**Requirements**
Every line with the word "Autorange" in it should be extracted from the data that follows.

**Records to process**

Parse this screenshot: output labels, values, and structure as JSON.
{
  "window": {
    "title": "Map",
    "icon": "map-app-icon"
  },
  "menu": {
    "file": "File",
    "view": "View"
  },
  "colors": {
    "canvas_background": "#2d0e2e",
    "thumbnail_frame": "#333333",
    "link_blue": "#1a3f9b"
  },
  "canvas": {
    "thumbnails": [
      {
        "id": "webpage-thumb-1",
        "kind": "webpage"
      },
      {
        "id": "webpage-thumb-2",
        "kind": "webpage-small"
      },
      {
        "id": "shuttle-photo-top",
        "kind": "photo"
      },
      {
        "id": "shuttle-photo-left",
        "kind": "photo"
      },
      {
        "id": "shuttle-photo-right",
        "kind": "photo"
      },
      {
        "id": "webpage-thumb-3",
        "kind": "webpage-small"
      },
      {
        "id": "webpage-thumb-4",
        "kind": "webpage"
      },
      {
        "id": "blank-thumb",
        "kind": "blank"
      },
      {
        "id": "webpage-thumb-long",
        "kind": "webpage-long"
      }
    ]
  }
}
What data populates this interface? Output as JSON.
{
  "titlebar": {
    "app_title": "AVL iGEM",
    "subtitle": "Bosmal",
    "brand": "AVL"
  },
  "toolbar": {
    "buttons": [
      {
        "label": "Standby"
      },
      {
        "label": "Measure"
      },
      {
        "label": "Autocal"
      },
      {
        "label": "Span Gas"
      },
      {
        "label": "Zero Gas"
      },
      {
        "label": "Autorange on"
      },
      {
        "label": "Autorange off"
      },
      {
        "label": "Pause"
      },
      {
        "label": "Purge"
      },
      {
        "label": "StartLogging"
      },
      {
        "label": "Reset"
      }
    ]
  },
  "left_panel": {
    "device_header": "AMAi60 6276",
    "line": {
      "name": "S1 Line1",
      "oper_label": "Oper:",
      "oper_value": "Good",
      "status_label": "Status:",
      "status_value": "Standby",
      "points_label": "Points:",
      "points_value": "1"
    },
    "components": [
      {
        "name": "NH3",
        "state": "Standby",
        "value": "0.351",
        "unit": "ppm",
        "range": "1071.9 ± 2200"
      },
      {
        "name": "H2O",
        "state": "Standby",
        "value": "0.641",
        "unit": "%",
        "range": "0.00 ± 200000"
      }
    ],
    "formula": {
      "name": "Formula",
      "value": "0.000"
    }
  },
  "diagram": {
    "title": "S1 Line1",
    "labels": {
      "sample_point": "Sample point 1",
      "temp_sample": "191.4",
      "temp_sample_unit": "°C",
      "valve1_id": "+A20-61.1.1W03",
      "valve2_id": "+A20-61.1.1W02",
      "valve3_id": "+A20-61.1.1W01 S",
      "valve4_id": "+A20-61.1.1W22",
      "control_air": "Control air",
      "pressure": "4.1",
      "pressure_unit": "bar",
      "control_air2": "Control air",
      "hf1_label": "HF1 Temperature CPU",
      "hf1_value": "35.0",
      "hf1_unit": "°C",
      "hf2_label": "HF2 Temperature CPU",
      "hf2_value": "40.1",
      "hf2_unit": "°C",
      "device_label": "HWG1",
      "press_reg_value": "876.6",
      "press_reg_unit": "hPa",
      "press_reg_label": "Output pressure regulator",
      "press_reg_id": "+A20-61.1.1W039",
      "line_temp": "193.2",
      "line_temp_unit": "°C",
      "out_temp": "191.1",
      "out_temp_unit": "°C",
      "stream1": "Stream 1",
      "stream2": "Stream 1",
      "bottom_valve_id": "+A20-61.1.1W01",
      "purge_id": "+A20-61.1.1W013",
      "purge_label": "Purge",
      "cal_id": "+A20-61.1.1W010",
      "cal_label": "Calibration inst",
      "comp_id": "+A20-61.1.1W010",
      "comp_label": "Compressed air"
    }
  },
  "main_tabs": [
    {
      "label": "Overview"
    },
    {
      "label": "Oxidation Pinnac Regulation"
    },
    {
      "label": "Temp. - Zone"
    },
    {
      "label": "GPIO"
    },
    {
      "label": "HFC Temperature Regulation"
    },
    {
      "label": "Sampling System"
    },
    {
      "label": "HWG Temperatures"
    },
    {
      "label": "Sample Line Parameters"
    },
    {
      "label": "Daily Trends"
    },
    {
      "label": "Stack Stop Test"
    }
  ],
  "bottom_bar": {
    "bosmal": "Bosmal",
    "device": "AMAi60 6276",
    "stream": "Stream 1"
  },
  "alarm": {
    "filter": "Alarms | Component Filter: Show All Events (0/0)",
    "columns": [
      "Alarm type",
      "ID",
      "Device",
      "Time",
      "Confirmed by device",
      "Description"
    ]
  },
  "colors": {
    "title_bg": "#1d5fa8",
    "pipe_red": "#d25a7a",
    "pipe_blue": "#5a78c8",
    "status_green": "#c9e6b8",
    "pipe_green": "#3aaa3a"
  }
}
...
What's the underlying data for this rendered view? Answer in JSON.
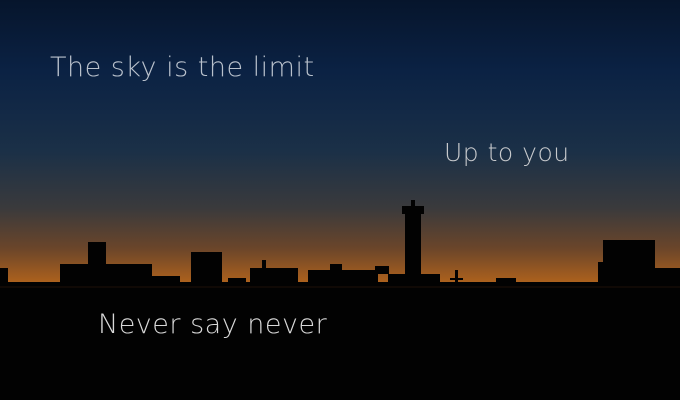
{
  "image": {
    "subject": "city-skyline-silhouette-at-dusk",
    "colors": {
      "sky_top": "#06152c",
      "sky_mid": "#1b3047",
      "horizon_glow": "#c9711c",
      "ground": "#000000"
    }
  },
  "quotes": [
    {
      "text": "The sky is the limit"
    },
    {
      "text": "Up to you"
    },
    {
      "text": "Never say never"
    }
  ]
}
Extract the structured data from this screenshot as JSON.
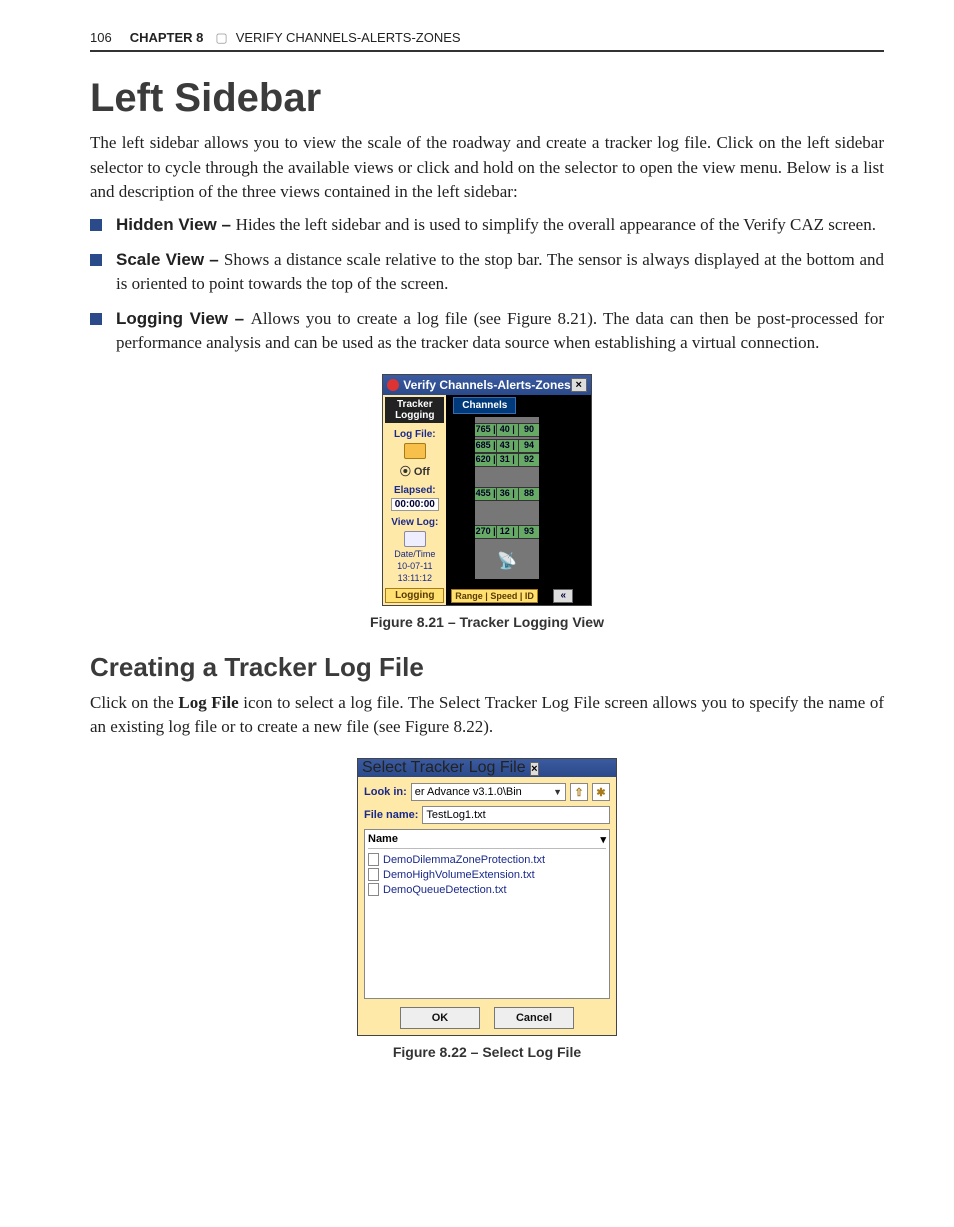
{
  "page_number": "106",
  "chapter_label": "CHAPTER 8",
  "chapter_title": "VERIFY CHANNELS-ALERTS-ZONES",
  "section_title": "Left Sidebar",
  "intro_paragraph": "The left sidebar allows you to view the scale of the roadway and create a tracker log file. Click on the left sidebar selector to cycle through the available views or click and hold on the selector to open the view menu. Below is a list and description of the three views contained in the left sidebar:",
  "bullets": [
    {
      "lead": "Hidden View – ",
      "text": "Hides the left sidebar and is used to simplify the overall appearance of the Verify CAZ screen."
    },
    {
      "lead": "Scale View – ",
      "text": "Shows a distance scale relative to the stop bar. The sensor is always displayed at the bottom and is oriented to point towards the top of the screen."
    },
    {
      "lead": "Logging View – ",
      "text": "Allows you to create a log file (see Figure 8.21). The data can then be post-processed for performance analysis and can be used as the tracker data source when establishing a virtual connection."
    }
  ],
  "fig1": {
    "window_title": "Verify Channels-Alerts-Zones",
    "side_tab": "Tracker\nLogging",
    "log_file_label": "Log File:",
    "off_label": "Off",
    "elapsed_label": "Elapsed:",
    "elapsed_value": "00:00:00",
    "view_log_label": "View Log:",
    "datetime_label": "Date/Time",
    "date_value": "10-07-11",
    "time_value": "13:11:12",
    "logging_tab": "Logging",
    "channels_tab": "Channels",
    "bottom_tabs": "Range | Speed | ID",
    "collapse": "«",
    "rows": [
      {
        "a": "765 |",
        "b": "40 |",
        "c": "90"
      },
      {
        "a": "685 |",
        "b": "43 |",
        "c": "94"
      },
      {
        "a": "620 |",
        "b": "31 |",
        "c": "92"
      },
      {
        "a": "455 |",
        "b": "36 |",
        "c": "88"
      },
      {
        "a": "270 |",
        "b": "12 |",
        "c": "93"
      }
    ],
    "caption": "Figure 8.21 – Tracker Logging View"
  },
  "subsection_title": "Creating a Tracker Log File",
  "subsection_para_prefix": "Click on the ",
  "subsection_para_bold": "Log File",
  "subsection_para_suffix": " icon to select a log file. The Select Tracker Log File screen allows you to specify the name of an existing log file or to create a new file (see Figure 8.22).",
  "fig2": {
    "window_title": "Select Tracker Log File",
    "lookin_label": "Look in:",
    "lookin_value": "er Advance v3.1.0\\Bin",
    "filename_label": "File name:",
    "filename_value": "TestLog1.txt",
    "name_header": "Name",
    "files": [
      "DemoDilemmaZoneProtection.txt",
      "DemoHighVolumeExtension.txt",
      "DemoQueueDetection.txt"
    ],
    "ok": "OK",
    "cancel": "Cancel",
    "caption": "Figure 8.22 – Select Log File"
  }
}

**Result**
        "label": "Autorange on"
        "label": "Autorange off"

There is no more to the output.